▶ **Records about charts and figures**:
========================================

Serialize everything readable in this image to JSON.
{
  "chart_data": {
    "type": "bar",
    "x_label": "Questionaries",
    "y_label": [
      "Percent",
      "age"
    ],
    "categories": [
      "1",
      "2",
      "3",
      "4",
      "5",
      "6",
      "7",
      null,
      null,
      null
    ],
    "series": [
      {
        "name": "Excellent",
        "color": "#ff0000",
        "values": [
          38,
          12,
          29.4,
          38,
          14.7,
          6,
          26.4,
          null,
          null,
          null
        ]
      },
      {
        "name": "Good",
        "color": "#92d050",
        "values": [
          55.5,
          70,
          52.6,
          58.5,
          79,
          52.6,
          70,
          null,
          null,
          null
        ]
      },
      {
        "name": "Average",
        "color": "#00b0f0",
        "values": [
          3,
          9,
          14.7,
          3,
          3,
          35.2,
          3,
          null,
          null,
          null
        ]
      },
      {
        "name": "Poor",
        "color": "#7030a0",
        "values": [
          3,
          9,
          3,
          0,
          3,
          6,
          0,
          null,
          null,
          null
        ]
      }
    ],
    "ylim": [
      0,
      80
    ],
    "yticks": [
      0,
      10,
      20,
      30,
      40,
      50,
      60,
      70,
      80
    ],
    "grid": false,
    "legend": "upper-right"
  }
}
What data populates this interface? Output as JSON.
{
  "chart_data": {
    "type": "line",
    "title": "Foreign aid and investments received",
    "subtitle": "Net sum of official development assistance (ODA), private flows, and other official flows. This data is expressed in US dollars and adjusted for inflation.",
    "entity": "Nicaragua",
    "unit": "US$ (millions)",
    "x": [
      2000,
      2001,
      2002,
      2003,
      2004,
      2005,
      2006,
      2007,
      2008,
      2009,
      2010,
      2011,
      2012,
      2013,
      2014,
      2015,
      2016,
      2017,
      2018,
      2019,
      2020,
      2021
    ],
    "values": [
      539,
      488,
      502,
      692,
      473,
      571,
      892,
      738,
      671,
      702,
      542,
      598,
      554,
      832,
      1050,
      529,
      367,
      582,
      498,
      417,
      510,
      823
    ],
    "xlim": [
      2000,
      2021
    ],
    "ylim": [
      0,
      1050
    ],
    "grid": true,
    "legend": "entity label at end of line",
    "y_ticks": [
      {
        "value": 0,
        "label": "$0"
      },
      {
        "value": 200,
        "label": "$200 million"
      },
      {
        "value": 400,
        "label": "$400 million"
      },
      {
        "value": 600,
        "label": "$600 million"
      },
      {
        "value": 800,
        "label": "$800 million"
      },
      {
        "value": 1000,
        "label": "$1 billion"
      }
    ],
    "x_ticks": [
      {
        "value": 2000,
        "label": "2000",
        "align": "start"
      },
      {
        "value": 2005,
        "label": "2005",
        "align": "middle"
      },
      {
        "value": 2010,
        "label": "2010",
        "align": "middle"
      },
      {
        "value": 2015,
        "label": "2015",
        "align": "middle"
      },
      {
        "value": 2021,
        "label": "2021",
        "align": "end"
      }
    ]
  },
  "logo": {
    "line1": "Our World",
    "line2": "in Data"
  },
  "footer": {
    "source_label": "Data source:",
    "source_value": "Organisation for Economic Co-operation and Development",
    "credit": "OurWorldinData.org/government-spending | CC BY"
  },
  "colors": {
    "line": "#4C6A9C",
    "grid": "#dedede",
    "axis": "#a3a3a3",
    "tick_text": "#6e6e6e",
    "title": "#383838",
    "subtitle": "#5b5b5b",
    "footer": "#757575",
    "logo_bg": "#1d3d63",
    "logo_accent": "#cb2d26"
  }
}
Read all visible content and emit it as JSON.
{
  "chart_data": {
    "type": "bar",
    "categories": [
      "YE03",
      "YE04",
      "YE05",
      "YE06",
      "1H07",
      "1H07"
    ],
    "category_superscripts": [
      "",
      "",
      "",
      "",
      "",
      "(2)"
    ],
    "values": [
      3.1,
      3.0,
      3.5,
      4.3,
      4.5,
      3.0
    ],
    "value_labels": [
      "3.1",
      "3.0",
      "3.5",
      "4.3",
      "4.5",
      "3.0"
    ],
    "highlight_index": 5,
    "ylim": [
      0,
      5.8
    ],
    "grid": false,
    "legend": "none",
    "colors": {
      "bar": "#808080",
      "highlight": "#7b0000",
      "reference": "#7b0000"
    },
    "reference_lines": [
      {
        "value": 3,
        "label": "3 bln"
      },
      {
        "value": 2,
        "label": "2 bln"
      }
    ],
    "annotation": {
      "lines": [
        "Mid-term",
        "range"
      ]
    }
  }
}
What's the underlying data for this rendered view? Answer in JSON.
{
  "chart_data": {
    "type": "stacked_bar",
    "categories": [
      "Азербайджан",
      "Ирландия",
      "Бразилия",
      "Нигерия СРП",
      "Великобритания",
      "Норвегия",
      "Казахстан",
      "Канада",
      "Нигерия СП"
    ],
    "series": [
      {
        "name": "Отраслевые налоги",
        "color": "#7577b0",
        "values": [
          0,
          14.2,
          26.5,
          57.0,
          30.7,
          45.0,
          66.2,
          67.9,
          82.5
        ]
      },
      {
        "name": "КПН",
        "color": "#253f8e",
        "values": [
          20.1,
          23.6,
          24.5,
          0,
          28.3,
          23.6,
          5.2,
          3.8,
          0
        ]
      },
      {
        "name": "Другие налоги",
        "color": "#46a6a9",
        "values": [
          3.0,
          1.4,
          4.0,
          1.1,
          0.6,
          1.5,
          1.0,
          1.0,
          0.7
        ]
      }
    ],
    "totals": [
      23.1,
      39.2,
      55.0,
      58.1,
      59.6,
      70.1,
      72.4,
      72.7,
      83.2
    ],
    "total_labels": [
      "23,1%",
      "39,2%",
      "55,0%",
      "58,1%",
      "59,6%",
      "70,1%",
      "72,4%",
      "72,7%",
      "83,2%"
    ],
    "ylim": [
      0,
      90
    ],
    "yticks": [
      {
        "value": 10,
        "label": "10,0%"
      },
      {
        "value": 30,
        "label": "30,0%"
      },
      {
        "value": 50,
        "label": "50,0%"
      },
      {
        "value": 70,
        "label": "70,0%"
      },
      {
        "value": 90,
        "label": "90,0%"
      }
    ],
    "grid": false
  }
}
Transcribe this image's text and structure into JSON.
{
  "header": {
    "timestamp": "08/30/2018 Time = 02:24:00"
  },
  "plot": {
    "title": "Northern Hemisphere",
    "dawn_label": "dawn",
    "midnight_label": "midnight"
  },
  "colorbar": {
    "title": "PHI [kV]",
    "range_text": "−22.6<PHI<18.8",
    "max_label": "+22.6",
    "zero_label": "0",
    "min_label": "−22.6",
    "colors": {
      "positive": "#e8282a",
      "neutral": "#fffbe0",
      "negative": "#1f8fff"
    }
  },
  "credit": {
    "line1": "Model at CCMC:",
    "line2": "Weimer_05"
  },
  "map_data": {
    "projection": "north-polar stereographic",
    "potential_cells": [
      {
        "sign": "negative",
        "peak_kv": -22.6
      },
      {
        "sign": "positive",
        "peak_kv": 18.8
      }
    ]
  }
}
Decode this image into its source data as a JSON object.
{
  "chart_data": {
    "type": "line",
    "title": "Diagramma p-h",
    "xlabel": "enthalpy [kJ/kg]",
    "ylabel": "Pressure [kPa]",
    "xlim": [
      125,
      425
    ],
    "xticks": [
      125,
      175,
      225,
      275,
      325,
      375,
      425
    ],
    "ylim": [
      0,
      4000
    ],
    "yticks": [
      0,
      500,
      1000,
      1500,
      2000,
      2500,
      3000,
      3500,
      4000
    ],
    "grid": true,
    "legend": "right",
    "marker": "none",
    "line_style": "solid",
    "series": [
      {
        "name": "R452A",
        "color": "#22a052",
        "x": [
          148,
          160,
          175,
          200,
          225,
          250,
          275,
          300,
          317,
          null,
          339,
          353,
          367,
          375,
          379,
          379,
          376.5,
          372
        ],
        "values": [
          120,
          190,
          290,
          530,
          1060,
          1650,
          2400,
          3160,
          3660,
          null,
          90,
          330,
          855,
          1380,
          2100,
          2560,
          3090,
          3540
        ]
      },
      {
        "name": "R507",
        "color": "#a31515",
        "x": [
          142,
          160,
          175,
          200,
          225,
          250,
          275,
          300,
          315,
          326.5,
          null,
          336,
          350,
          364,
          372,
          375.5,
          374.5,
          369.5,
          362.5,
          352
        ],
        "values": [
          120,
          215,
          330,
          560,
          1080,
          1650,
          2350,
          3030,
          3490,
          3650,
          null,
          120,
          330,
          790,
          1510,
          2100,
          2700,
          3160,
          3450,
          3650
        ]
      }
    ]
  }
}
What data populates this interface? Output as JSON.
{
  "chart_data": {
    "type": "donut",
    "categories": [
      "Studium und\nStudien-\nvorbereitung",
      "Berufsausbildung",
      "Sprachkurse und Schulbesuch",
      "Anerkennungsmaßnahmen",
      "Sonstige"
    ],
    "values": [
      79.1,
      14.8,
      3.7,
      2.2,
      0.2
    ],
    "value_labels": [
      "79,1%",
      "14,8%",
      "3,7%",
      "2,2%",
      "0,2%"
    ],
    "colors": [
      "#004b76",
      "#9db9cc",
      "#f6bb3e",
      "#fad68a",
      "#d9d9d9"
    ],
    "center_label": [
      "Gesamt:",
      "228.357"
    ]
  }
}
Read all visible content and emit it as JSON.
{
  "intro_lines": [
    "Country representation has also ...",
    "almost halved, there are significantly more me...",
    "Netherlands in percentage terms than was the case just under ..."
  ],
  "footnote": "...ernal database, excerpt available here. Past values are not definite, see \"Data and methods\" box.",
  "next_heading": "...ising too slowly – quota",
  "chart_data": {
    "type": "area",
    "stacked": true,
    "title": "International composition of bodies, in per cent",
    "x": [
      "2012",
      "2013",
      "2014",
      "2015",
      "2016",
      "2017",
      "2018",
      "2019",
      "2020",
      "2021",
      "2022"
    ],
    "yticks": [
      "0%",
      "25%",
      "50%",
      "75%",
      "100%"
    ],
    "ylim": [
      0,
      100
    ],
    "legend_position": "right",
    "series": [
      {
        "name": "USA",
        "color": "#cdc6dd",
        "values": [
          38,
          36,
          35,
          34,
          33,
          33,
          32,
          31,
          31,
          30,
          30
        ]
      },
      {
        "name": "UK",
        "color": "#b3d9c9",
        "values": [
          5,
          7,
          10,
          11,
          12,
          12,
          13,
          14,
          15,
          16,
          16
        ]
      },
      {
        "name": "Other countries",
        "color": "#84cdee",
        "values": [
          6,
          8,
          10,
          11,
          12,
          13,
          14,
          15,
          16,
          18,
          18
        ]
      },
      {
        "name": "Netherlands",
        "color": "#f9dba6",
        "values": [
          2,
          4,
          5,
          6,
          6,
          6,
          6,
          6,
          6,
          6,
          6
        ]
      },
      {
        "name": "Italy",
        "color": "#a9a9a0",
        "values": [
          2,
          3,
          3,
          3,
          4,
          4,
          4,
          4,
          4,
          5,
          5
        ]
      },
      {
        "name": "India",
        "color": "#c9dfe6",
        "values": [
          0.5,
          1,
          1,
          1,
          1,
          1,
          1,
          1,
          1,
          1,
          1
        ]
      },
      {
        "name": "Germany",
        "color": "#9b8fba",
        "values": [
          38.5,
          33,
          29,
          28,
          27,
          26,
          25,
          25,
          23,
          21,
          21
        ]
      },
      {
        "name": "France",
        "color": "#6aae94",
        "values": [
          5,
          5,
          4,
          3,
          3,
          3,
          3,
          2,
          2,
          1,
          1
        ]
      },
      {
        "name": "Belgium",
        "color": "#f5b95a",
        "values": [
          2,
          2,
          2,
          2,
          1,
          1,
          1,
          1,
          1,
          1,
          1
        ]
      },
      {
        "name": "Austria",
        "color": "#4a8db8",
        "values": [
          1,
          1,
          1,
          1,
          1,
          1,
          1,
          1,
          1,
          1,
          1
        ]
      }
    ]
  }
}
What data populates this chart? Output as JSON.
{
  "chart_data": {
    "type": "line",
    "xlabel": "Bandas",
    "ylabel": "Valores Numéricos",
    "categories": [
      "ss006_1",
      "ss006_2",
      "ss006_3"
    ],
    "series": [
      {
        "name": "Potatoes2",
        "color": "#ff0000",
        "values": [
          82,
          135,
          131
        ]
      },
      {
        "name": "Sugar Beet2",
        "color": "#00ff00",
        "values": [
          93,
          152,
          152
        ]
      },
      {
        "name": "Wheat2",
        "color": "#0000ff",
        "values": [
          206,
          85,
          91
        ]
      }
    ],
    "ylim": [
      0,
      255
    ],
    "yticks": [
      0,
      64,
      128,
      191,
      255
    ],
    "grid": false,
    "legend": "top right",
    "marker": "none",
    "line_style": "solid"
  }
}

========================================

▶ **GIVEN EXERCISE**:
Search the data for "entity". Copy every line that has it.

▶ **THE OUTPUT**:
    "entity": "Nicaragua",
    "legend": "entity label at end of line",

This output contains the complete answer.